Recorded data:

•••••

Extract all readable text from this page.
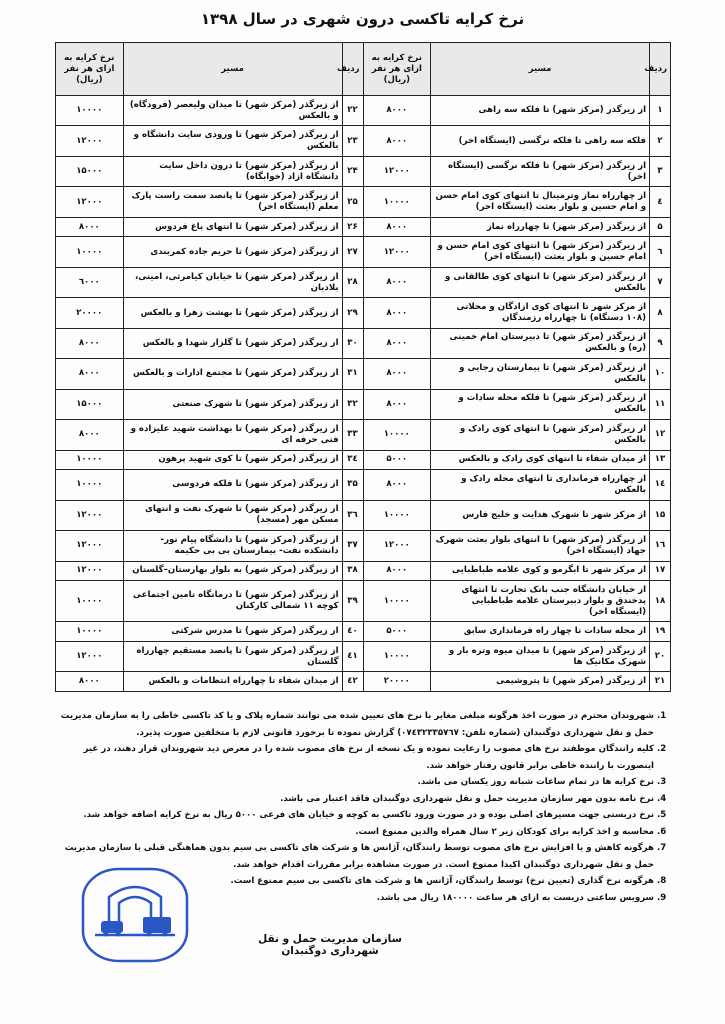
نرخ کرایه تاکسی درون شهری در سال ۱۳۹۸
ردیف	مسیر	نرخ کرایه به ازای هر نفر (ریال)	ردیف	مسیر	نرخ کرایه به ازای هر نفر (ریال)
۱	از زیرگذر (مرکز شهر) تا فلکه سه راهی	۸۰۰۰	۲۲	از زیرگذر (مرکز شهر) تا میدان ولیعصر (فرودگاه) و بالعکس	۱۰۰۰۰
۲	فلکه سه راهی تا فلکه نرگسی (ایستگاه اخر)	۸۰۰۰	۲۳	از زیرگذر (مرکز شهر) تا ورودی سایت دانشگاه و بالعکس	۱۲۰۰۰
۳	از زیرگذر (مرکز شهر) تا فلکه نرگسی (ایستگاه اخر)	۱۲۰۰۰	۲۴	از زیرگذر (مرکز شهر) تا درون داخل سایت دانشگاه ازاد (خوابگاه)	۱۵۰۰۰
٤	از چهارراه نماز وترمینال تا انتهای کوی امام حسن و امام حسین و بلوار بعثت (ایستگاه اخر)	۱۰۰۰۰	۲۵	از زیرگذر (مرکز شهر) تا پانصد سمت راست پارک معلم (ایستگاه اخر)	۱۲۰۰۰
۵	از زیرگذر (مرکز شهر) تا چهارراه نماز	۸۰۰۰	۲۶	از زیرگذر (مرکز شهر) تا انتهای باغ فردوس	۸۰۰۰
٦	از زیرگذر (مرکز شهر) تا انتهای کوی امام حسن و امام حسین و بلوار بعثت (ایستگاه اخر)	۱۲۰۰۰	۲۷	از زیرگذر (مرکز شهر) تا حریم جاده کمربندی	۱۰۰۰۰
۷	از زیرگذر (مرکز شهر) تا انتهای کوی طالقانی و بالعکس	۸۰۰۰	۲۸	از زیرگذر (مرکز شهر) تا خیابان کیامرثی، امینی، بلادیان	٦۰۰۰
۸	از مرکز شهر تا انتهای کوی ازادگان و محلاتی (۱۰۸ دستگاه) تا چهارراه رزمندگان	۸۰۰۰	۲۹	از زیرگذر (مرکز شهر) تا بهشت زهرا و بالعکس	۲۰۰۰۰
۹	از زیرگذر (مرکز شهر) تا دبیرستان امام خمینی (ره) و بالعکس	۸۰۰۰	۳۰	از زیرگذر (مرکز شهر) تا گلزار شهدا و بالعکس	۸۰۰۰
۱۰	از زیرگذر (مرکز شهر) تا بیمارستان رجایی و بالعکس	۸۰۰۰	۳۱	از زیرگذر (مرکز شهر) تا مجتمع ادارات و بالعکس	۸۰۰۰
۱۱	از زیرگذر (مرکز شهر) تا فلکه محله سادات و بالعکس	۸۰۰۰	۳۲	از زیرگذر (مرکز شهر) تا شهرک صنعتی	۱۵۰۰۰
۱۲	از زیرگذر (مرکز شهر) تا انتهای کوی رادک و بالعکس	۱۰۰۰۰	۳۳	از زیرگذر (مرکز شهر) تا بهداشت شهید علیزاده و فنی حرفه ای	۸۰۰۰
۱۳	از میدان شفاء تا انتهای کوی رادک و بالعکس	۵۰۰۰	۳٤	از زیرگذر (مرکز شهر) تا کوی شهید پرهون	۱۰۰۰۰
۱٤	از چهارراه فرمانداری تا انتهای محله رادک و بالعکس	۸۰۰۰	۳۵	از زیرگذر (مرکز شهر) تا فلکه فردوسی	۱۰۰۰۰
۱۵	از مرکز شهر تا شهرک هدایت و خلیج فارس	۱۰۰۰۰	۳٦	از زیرگذر (مرکز شهر) تا شهرک نفت و انتهای مسکن مهر (مسجد)	۱۲۰۰۰
۱٦	از زیرگذر (مرکز شهر) تا انتهای بلوار بعثت شهرک جهاد (ایستگاه اخر)	۱۲۰۰۰	۳۷	از زیرگذر (مرکز شهر) تا دانشگاه پیام نور- دانشکده نفت- بیمارستان بی بی حکیمه	۱۲۰۰۰
۱۷	از مرکز شهر تا ابگرمو و کوی علامه طباطبایی	۸۰۰۰	۳۸	از زیرگذر (مرکز شهر) به بلوار بهارستان–گلستان	۱۲۰۰۰
۱۸	از خیابان دانشگاه جنب بانک تجارت تا انتهای پدخندق و بلوار دبیرستان علامه طباطبایی (ایستگاه اخر)	۱۰۰۰۰	۳۹	از زیرگذر (مرکز شهر) تا درمانگاه تامین اجتماعی کوچه ۱۱ شمالی کارکنان	۱۰۰۰۰
۱۹	از محله سادات تا چهار راه فرمانداری سابق	۵۰۰۰	٤۰	از زیرگذر (مرکز شهر) تا مدرس شرکتی	۱۰۰۰۰
۲۰	از زیرگذر (مرکز شهر) تا میدان میوه وتره بار و شهرک مکانیک ها	۱۰۰۰۰	٤۱	از زیرگذر (مرکز شهر) تا پانصد مستقیم چهارراه گلستان	۱۲۰۰۰
۲۱	از زیرگذر (مرکز شهر) تا پتروشیمی	۲۰۰۰۰	٤۲	از میدان شفاء تا چهارراه انتظامات و بالعکس	۸۰۰۰
1. شهروندان محترم در صورت اخذ هرگونه مبلغی مغایر با نرخ های تعیین شده می توانند شماره پلاک و یا کد تاکسی خاطی را به سازمان مدیریت حمل و نقل شهرداری دوگنبدان (شماره تلفن: ۰۷٤۳۲۳۳۵۷٦۷) گزارش نموده تا برخورد قانونی لازم با متخلفین صورت پذیرد.
2. کلیه رانندگان موظفند نرخ های مصوب را رعایت نموده و یک نسخه از نرخ های مصوب شده را در معرض دید شهروندان قرار دهند، در غیر اینصورت با راننده خاطی برابر قانون رفتار خواهد شد.
3. نرخ کرایه ها در تمام ساعات شبانه روز یکسان می باشد.
4. نرخ نامه بدون مهر سازمان مدیریت حمل و نقل شهرداری دوگنبدان فاقد اعتبار می باشد.
5. نرخ دربستی جهت مسیرهای اصلی بوده و در صورت ورود تاکسی به کوچه و خیابان های فرعی ۵۰۰۰ ریال به نرخ کرایه اضافه خواهد شد.
6. محاسبه و اخذ کرایه برای کودکان زیر ۲ سال همراه والدین ممنوع است.
7. هرگونه کاهش و یا افزایش نرخ های مصوب توسط رانندگان، آژانس ها و شرکت های تاکسی بی سیم بدون هماهنگی قبلی با سازمان مدیریت حمل و نقل شهرداری دوگنبدان اکیدا ممنوع است. در صورت مشاهده برابر مقررات اقدام خواهد شد.
8. هرگونه نرخ گذاری (تعیین نرخ) توسط رانندگان، آژانس ها و شرکت های تاکسی بی سیم ممنوع است.
9. سرویس ساعتی دربست به ازای هر ساعت ۱۸۰۰۰۰ ریال می باشد.
سازمان مدیریت حمل و نقل شهرداری دوگنبدان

•••••

### Your objective
Collect, from the material above, every line containing the word "مدیریت".

### Task solution
1. شهروندان محترم در صورت اخذ هرگونه مبلغی مغایر با نرخ های تعیین شده می توانند شماره پلاک و یا کد تاکسی خاطی را به سازمان مدیریت حمل و نقل شهرداری دوگنبدان (شماره تلفن: ۰۷٤۳۲۳۳۵۷٦۷) گزارش نموده تا برخورد قانونی لازم با متخلفین صورت پذیرد.
4. نرخ نامه بدون مهر سازمان مدیریت حمل و نقل شهرداری دوگنبدان فاقد اعتبار می باشد.
7. هرگونه کاهش و یا افزایش نرخ های مصوب توسط رانندگان، آژانس ها و شرکت های تاکسی بی سیم بدون هماهنگی قبلی با سازمان مدیریت حمل و نقل شهرداری دوگنبدان اکیدا ممنوع است. در صورت مشاهده برابر مقررات اقدام خواهد شد.
سازمان مدیریت حمل و نقل شهرداری دوگنبدان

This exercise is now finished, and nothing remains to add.